* Data:
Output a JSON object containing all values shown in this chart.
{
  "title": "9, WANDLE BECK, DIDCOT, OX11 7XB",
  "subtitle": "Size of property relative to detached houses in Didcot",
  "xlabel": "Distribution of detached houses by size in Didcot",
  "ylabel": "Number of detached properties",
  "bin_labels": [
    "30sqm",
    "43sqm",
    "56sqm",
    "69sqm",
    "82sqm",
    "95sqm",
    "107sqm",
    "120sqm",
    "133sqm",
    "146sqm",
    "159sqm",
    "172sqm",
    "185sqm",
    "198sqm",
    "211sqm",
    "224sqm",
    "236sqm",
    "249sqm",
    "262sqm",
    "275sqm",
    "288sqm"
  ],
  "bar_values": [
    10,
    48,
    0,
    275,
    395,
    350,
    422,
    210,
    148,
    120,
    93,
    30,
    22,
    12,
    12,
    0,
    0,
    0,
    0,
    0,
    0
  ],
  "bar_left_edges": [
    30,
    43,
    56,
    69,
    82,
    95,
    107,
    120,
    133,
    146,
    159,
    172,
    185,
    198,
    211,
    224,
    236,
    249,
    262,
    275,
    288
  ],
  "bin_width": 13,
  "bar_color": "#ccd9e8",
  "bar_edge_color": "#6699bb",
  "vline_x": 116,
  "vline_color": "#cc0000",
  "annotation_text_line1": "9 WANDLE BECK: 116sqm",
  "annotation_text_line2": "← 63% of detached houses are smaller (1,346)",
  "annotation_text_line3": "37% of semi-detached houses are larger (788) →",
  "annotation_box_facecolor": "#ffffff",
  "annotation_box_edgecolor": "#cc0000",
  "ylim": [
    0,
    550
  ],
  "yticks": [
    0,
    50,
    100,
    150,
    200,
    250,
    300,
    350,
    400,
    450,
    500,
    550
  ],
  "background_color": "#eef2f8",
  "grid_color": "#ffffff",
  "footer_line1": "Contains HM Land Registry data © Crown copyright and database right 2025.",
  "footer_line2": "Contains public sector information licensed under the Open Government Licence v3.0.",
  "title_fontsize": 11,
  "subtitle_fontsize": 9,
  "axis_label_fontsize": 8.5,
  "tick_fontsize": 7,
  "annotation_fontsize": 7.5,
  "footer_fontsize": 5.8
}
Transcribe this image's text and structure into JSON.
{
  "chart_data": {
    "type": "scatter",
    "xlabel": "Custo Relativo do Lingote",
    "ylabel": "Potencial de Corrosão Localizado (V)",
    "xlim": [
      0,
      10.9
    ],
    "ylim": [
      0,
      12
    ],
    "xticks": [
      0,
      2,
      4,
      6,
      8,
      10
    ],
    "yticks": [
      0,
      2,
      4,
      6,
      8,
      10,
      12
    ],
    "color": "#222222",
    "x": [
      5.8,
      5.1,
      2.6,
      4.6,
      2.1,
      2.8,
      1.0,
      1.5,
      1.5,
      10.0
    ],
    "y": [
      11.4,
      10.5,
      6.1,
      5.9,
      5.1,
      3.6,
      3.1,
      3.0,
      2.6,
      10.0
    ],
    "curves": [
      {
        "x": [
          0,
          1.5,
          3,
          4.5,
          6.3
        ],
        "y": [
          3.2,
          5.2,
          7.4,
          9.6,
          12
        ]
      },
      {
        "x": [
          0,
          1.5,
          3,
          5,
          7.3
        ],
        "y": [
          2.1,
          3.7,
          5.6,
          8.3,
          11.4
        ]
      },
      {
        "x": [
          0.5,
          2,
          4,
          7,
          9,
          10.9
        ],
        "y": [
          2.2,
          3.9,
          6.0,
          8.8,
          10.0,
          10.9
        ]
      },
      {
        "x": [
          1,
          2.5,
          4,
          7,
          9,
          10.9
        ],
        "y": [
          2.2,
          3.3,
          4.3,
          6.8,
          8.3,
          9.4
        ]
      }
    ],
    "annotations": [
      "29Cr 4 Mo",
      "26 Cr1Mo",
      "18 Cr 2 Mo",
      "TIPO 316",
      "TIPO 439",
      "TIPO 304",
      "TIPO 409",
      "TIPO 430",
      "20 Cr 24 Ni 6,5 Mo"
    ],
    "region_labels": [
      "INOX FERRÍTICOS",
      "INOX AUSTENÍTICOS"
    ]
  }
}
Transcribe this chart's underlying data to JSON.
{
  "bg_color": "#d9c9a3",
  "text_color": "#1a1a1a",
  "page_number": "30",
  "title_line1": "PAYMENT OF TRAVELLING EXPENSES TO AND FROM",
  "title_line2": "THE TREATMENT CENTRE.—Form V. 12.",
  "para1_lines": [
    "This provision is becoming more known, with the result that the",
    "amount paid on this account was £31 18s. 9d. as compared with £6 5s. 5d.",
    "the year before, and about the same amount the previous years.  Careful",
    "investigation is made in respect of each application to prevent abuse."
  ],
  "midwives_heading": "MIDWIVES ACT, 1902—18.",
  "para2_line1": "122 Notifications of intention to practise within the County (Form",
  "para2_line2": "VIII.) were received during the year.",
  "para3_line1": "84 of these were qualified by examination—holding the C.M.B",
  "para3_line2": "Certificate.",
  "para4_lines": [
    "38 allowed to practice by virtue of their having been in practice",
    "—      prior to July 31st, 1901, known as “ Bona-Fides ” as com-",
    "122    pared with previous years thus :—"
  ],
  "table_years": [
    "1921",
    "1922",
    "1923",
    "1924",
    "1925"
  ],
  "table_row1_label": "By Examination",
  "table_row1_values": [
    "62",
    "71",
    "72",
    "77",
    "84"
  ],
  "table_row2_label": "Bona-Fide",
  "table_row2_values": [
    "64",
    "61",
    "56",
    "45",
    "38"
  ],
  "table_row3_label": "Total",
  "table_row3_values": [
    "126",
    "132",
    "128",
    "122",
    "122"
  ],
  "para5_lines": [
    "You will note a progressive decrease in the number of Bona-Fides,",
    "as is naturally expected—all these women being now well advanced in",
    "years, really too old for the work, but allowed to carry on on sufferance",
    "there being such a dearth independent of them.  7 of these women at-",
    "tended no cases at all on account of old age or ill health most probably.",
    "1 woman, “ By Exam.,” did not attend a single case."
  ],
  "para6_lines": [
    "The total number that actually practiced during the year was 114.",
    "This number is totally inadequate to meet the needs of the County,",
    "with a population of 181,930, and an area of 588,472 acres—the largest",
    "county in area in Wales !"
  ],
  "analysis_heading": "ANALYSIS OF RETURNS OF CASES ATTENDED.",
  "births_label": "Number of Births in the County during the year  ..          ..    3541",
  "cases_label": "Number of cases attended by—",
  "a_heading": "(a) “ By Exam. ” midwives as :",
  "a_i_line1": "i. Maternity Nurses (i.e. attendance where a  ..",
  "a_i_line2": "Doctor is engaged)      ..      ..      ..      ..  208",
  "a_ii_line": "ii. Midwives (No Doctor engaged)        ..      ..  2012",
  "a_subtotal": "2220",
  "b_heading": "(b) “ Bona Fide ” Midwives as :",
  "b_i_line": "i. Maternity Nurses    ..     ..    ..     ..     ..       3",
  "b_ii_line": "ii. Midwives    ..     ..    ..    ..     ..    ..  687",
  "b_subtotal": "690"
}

* What is required: Using the records above, find and show each line with the string "Bona".

* Written solution:
    "—      prior to July 31st, 1901, known as “ Bona-Fides ” as com-",
  "table_row2_label": "Bona-Fide",
    "You will note a progressive decrease in the number of Bona-Fides,",
  "b_heading": "(b) “ Bona Fide ” Midwives as :",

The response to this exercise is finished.